The request: Take each line that has the word "construcción" and return it.

(Saved entries)
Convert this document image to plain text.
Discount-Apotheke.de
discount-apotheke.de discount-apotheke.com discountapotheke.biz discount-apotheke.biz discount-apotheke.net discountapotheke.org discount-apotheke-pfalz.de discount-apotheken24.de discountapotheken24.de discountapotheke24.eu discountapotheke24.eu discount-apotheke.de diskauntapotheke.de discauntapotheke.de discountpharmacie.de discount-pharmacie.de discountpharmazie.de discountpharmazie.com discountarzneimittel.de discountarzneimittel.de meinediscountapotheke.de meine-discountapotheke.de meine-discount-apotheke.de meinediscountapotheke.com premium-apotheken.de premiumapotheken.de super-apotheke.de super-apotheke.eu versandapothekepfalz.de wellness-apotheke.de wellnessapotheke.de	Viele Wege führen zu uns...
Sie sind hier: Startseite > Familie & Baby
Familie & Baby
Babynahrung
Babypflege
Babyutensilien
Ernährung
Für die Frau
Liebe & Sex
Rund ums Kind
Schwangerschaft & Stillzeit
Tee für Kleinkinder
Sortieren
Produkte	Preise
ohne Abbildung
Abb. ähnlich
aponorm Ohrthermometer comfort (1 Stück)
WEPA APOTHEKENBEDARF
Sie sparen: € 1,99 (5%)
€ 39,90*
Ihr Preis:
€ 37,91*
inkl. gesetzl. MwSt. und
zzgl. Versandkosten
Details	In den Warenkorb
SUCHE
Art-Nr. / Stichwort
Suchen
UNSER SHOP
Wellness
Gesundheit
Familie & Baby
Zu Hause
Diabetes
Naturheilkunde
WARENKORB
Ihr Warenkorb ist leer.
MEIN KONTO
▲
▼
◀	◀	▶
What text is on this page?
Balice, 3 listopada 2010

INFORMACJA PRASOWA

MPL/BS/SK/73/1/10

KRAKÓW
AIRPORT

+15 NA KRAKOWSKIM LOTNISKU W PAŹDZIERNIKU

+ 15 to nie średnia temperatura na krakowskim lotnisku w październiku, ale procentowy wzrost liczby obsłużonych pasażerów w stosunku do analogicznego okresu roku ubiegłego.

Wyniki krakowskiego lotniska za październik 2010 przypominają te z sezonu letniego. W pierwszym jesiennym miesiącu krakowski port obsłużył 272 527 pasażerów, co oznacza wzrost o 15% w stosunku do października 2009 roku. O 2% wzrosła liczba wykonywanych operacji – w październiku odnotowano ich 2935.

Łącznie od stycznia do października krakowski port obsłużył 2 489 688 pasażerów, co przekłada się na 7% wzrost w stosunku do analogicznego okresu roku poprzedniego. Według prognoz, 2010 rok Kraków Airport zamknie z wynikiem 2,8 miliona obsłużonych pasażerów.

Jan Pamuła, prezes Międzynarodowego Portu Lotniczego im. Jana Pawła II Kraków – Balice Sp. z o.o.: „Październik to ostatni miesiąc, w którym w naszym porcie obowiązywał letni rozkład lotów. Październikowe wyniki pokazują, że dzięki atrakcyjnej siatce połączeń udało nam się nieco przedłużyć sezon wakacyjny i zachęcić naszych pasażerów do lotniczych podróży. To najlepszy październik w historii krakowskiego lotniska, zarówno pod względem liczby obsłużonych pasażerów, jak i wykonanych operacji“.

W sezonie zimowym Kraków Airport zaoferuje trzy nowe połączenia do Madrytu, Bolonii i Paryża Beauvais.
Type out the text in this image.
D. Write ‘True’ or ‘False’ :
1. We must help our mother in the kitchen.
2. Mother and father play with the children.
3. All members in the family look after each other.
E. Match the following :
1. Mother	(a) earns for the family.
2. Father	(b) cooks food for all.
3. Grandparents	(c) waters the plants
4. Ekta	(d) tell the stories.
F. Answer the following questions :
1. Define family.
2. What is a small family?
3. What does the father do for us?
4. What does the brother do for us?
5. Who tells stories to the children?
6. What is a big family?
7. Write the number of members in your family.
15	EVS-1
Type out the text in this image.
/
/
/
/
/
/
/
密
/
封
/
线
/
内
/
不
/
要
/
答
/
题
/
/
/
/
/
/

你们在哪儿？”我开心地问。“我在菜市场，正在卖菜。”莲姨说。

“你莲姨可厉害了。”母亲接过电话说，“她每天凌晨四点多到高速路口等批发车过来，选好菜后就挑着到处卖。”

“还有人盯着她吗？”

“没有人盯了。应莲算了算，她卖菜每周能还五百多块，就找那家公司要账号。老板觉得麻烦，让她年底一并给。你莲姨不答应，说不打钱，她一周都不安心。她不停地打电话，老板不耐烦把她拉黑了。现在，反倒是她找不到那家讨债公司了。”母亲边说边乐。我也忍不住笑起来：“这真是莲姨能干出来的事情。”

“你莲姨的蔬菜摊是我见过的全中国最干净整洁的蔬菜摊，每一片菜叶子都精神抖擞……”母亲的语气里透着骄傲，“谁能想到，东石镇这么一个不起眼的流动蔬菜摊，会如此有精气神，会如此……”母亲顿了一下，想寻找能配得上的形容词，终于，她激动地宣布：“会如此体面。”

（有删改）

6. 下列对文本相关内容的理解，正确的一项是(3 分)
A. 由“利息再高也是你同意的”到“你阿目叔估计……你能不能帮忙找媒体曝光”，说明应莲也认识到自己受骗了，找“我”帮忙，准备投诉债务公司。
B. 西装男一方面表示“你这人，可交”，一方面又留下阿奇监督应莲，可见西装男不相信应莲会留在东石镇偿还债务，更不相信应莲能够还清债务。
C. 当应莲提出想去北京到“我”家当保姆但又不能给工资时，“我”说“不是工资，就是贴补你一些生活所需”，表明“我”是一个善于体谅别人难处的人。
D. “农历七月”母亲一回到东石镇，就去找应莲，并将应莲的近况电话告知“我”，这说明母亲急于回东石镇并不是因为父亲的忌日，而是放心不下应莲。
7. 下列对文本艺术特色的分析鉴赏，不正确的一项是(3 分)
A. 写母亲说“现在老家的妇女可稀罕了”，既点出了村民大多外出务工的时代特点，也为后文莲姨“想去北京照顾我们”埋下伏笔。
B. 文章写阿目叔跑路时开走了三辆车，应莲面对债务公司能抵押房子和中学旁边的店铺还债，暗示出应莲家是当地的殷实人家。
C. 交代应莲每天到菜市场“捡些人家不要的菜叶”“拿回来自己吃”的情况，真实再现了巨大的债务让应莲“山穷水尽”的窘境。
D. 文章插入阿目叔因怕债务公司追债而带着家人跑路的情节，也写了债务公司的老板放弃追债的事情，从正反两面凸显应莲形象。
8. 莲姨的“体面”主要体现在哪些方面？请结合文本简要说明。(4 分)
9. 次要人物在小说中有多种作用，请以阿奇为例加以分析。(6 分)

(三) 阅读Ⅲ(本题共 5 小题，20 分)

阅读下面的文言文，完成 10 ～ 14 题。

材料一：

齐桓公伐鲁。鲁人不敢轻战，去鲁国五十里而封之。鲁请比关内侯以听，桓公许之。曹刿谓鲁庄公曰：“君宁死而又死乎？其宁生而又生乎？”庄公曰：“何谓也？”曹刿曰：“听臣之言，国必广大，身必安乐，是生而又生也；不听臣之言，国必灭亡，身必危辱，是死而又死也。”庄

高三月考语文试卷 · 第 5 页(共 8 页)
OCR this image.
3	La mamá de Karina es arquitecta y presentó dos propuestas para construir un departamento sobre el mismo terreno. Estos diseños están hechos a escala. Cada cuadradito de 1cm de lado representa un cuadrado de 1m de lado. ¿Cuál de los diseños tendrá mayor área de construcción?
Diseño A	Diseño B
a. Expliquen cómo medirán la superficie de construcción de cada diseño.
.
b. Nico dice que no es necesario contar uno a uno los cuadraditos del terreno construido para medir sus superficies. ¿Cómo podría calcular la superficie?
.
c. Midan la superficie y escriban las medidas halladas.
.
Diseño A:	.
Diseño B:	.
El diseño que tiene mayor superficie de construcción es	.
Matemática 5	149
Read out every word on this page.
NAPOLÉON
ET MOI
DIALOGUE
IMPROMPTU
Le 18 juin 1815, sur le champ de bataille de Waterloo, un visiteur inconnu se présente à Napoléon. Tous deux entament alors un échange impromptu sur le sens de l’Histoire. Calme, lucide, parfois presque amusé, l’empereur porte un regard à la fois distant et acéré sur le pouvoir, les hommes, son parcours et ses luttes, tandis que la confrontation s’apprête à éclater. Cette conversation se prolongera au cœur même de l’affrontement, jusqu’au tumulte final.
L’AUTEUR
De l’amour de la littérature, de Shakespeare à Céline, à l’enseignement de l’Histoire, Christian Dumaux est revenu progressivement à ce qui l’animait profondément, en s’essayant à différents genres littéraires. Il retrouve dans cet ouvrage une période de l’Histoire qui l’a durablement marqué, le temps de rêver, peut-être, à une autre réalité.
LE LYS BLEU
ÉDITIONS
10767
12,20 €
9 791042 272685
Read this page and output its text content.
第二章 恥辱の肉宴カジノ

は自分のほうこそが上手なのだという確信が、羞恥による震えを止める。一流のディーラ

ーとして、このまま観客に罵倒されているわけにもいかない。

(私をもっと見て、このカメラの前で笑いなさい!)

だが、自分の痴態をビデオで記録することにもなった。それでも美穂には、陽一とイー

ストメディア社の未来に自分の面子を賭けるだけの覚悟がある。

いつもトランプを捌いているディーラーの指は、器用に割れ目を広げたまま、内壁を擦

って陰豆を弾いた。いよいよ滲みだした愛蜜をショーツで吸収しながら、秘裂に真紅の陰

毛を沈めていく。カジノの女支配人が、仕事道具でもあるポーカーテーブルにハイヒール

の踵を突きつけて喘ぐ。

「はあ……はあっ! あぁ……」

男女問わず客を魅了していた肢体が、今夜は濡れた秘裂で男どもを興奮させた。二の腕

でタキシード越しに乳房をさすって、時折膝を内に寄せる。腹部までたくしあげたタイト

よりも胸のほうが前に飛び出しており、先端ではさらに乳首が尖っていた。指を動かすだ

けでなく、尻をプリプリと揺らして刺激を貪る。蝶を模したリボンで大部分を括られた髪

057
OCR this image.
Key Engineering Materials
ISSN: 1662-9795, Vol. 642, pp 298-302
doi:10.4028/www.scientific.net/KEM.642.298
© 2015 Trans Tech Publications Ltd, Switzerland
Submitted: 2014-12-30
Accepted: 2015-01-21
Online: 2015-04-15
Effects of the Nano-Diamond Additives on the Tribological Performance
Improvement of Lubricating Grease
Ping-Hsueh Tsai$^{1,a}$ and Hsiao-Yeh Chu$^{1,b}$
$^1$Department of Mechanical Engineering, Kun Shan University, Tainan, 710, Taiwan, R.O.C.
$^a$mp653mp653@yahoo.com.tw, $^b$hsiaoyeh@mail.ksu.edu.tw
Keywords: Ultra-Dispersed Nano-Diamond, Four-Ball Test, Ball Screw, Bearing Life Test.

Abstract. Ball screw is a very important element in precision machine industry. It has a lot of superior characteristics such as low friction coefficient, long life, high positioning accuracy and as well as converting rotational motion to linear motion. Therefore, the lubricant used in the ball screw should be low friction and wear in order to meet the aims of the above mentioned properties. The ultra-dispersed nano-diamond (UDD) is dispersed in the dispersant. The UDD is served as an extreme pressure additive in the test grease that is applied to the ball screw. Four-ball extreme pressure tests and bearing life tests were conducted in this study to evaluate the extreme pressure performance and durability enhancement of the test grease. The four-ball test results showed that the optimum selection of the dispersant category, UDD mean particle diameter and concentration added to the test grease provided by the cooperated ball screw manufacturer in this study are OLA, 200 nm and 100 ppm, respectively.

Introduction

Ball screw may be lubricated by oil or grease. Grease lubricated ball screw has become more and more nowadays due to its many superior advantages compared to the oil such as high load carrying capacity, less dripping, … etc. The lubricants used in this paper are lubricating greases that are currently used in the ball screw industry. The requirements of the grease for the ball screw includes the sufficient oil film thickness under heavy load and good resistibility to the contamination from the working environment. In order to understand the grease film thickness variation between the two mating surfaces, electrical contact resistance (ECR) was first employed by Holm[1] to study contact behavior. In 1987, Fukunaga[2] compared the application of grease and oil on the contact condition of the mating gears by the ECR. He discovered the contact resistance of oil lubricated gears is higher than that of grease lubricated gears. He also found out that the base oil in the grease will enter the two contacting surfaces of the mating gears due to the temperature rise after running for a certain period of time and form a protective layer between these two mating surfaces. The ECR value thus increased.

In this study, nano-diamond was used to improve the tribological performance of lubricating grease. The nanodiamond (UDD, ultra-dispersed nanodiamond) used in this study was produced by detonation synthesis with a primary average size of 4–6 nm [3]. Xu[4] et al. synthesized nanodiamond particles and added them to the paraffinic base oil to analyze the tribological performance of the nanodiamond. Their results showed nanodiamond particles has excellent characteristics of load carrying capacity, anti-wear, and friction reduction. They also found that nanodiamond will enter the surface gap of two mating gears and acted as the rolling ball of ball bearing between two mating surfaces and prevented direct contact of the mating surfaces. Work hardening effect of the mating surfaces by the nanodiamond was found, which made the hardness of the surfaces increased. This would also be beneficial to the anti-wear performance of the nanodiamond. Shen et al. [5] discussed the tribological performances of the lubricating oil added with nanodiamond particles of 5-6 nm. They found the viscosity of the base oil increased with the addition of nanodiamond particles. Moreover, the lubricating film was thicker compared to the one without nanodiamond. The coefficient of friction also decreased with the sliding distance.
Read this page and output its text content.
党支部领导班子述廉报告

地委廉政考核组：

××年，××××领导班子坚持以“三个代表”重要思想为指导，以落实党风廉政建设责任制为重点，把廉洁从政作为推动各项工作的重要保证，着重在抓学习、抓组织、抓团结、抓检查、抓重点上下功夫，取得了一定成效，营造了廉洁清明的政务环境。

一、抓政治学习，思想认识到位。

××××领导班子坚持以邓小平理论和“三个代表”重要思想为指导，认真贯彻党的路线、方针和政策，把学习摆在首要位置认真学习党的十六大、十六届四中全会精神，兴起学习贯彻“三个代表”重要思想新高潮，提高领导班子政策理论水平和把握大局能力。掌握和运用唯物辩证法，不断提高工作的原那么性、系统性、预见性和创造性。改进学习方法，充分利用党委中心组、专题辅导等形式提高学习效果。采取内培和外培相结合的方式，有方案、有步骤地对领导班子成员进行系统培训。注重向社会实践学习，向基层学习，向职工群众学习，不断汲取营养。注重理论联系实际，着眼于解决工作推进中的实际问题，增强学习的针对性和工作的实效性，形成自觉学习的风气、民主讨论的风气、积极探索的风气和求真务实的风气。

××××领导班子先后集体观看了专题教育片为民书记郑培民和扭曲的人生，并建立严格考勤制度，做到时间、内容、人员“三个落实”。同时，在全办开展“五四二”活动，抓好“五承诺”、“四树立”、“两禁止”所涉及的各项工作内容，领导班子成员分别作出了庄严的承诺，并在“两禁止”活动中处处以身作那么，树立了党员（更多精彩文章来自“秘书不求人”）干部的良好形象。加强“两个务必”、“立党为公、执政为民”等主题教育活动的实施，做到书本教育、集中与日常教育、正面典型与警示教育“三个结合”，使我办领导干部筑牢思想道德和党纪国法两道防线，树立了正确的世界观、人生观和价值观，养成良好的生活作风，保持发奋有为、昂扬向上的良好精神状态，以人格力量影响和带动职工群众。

Final answer:
3	La mamá de Karina es arquitecta y presentó dos propuestas para construir un departamento sobre el mismo terreno. Estos diseños están hechos a escala. Cada cuadradito de 1cm de lado representa un cuadrado de 1m de lado. ¿Cuál de los diseños tendrá mayor área de construcción?
a. Expliquen cómo medirán la superficie de construcción de cada diseño.
El diseño que tiene mayor superficie de construcción es	.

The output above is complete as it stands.